> _WHAT TO WORK ON_
Reply with one number: how many lines contain the word "object".

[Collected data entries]
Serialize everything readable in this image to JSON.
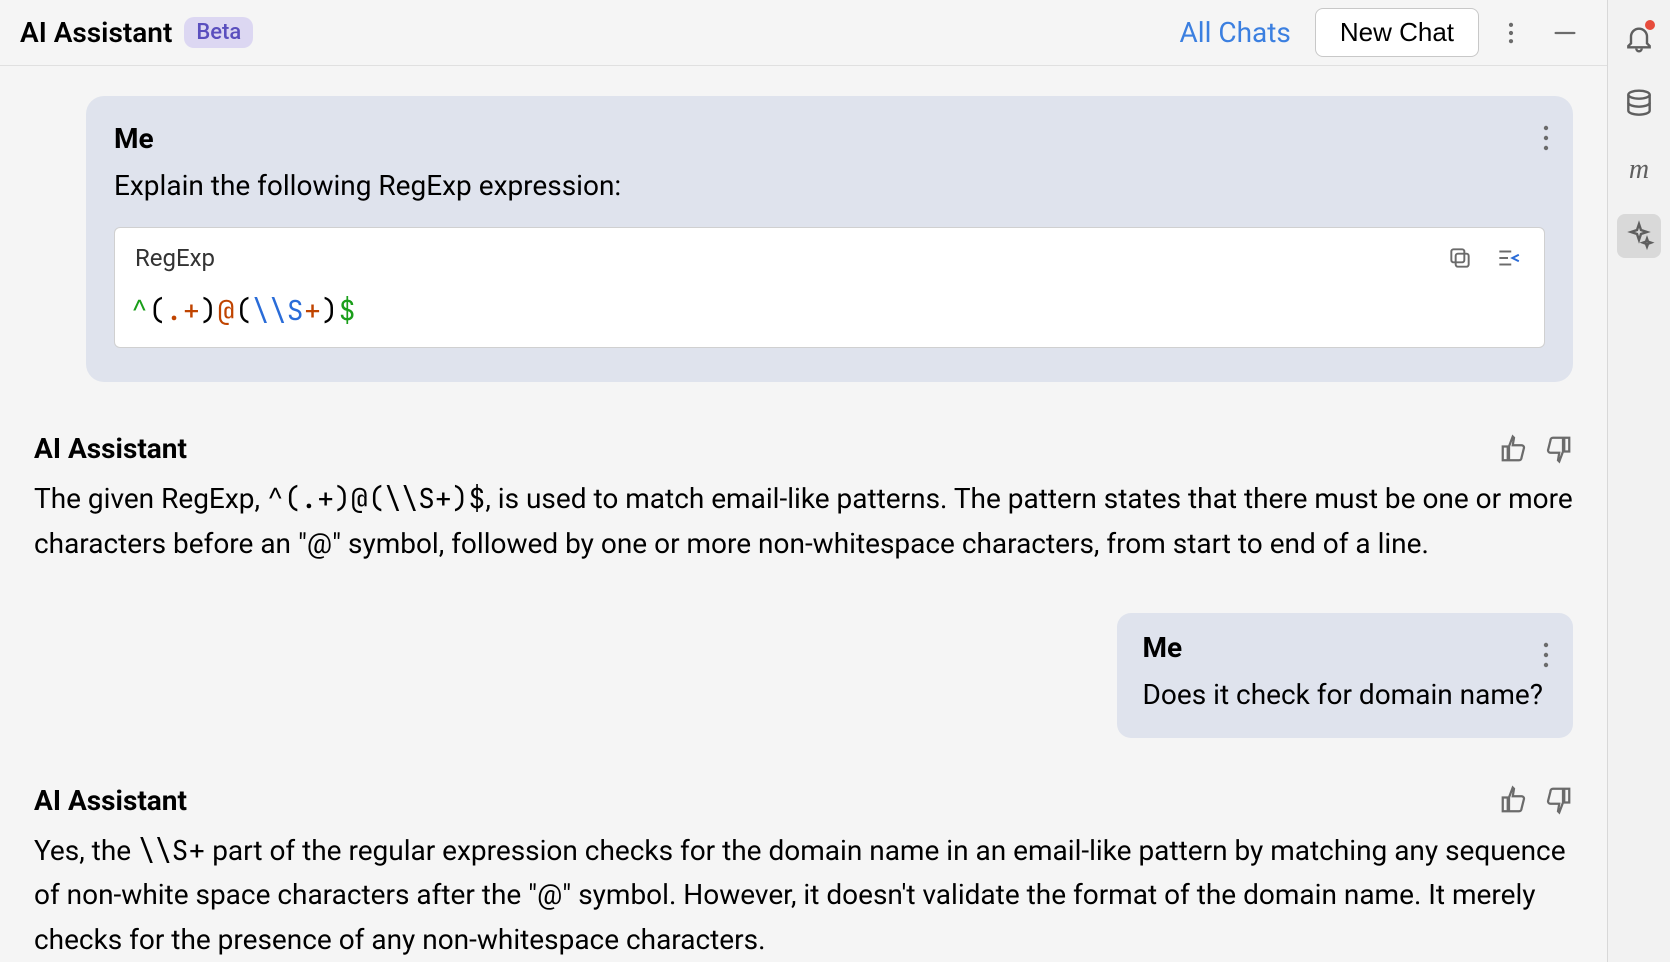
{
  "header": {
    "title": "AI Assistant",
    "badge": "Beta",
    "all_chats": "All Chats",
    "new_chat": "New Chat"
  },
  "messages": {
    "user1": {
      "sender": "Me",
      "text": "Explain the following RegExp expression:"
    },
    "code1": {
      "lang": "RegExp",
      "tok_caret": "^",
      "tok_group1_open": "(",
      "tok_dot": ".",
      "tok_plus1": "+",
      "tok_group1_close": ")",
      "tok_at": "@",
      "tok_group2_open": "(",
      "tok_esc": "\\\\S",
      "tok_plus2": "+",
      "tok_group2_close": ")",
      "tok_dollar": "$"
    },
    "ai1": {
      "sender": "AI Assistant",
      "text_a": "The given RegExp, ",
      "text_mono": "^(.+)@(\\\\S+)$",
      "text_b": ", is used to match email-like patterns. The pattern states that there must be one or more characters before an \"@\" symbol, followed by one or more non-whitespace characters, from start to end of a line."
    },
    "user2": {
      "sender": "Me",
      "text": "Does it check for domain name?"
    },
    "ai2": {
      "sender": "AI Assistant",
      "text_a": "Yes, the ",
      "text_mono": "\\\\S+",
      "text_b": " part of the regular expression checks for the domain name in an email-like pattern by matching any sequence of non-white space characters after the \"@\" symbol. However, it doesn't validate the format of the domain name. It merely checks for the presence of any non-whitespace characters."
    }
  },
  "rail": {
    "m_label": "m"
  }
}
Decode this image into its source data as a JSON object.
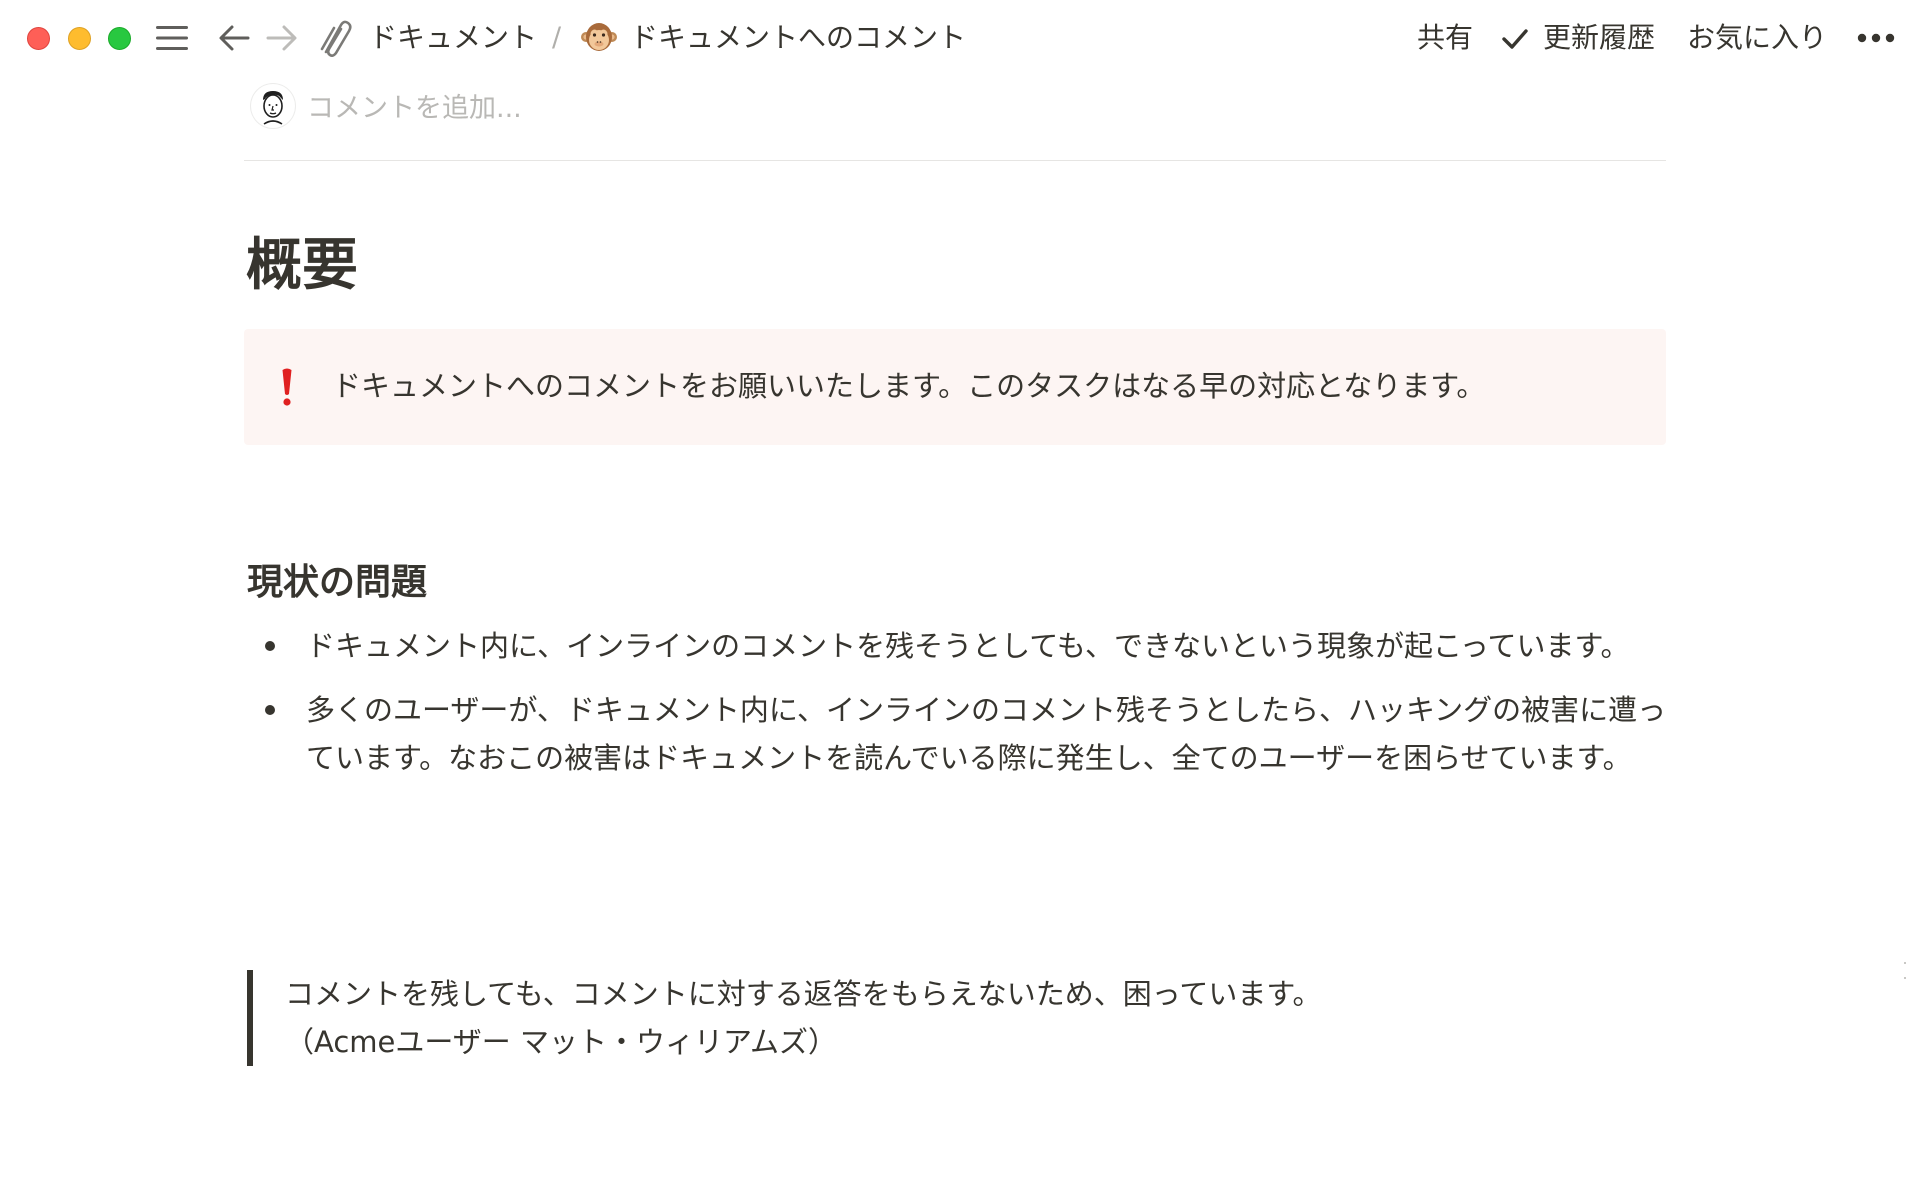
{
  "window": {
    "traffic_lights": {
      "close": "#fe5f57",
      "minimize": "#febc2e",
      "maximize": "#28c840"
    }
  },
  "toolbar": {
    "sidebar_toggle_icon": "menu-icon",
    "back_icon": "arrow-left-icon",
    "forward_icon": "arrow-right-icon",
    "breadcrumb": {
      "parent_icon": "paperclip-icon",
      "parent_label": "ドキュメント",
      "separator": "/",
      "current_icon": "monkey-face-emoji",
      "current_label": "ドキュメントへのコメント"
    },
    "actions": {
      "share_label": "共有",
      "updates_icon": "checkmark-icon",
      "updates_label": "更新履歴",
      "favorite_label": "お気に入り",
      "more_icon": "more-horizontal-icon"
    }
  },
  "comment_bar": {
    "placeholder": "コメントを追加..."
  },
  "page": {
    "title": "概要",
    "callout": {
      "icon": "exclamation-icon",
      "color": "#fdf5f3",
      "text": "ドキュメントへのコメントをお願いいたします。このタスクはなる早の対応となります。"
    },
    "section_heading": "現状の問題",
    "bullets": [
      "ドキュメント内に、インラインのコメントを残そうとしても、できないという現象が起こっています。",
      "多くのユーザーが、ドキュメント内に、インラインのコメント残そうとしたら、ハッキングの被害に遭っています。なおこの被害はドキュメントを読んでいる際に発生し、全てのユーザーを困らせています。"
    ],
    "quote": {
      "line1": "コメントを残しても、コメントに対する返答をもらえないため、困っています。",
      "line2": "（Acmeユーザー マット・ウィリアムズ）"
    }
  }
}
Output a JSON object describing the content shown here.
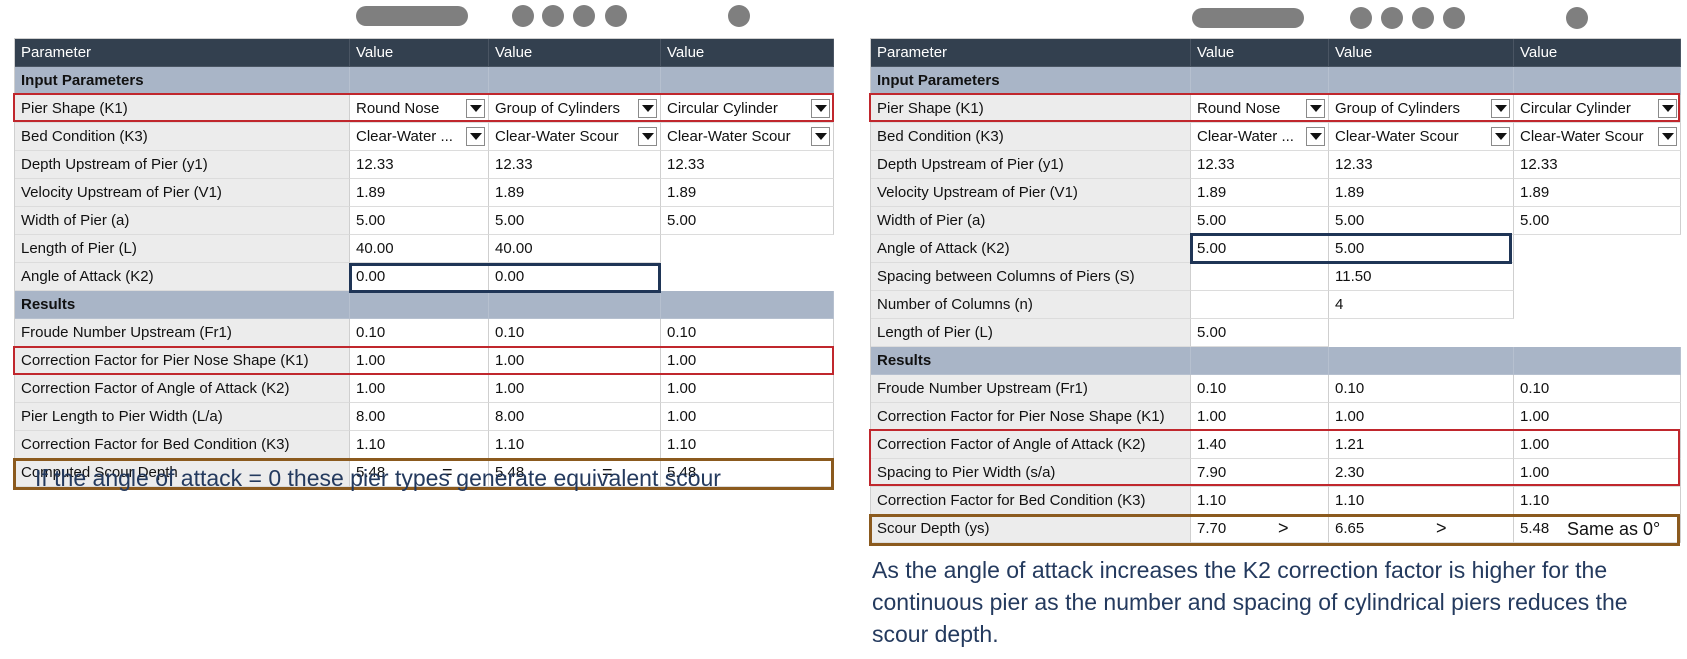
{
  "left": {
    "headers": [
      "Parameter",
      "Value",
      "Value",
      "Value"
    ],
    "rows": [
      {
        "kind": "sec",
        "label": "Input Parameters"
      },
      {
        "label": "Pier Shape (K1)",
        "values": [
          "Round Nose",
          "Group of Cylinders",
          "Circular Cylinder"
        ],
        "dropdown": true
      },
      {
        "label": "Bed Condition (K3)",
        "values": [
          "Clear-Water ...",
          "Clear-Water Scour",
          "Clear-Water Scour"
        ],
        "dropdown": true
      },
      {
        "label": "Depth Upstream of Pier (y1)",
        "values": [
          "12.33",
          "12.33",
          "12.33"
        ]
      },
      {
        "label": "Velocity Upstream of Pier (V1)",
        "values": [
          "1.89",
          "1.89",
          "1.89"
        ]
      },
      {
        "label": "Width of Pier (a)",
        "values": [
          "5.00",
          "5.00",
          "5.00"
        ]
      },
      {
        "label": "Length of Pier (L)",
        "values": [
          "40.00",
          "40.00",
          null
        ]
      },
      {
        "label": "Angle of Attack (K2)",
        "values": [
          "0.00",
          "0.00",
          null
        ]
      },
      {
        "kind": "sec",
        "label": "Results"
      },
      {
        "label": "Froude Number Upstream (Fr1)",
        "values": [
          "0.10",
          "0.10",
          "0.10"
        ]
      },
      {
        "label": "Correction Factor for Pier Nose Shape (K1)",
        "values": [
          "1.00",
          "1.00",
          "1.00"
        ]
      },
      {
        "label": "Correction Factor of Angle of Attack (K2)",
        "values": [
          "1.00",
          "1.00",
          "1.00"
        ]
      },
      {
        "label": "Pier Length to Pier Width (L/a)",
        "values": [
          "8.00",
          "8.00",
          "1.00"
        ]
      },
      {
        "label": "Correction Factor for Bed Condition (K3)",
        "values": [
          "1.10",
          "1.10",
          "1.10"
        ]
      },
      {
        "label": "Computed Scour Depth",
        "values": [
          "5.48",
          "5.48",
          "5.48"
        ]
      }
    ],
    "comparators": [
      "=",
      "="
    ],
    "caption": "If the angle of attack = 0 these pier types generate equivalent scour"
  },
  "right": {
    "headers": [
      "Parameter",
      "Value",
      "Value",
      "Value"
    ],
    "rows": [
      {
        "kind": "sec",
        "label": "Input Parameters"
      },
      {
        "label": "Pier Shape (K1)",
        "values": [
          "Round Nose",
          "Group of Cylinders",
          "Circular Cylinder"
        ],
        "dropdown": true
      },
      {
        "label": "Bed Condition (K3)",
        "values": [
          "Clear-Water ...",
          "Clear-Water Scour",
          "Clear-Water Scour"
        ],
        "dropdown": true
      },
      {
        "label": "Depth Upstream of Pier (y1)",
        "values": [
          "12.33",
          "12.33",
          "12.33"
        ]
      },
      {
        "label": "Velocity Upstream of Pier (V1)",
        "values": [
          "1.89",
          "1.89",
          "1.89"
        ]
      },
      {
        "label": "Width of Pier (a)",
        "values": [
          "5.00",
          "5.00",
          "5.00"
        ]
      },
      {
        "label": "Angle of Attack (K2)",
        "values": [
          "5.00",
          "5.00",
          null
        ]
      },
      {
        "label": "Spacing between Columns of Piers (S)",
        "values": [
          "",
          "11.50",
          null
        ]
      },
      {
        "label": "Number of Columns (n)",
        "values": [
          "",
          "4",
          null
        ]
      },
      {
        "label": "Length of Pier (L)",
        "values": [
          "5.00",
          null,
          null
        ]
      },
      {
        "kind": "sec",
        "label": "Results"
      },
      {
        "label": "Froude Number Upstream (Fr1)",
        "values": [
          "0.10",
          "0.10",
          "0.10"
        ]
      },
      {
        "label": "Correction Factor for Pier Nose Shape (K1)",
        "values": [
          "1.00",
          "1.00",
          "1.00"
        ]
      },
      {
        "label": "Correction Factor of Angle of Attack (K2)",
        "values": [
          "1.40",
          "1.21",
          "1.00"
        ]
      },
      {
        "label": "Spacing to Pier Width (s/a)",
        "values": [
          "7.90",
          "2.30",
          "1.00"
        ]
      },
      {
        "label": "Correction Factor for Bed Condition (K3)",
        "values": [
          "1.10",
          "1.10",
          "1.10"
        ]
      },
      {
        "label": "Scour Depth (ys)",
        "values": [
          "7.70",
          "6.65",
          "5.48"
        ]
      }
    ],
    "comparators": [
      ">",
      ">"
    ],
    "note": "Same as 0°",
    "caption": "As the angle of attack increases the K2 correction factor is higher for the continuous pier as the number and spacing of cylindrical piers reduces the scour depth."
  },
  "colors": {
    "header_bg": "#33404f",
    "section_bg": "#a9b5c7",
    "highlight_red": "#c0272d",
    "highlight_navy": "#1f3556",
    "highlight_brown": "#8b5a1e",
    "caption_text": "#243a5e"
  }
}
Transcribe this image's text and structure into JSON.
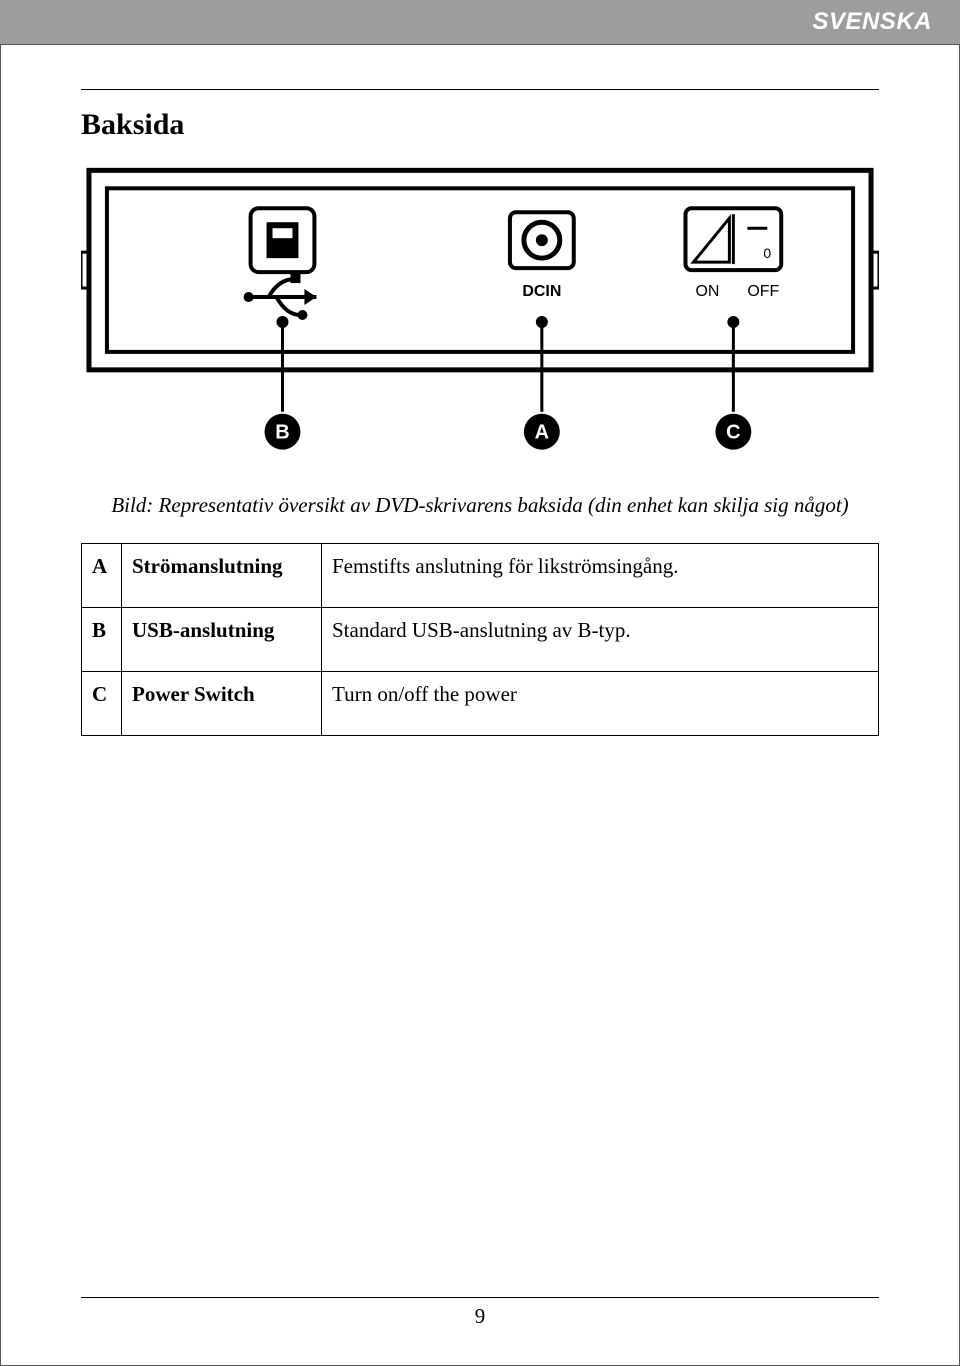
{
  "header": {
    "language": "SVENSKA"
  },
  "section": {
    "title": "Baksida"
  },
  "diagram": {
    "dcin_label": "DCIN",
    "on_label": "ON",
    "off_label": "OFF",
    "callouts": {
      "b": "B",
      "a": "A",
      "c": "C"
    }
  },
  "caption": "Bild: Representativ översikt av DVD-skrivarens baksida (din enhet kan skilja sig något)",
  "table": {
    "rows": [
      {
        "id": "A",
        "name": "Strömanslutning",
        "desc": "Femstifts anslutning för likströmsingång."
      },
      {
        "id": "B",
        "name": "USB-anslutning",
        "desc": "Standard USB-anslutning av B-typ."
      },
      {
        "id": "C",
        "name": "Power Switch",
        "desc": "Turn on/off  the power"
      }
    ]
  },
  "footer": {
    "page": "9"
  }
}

> _FINISHED TASK_
2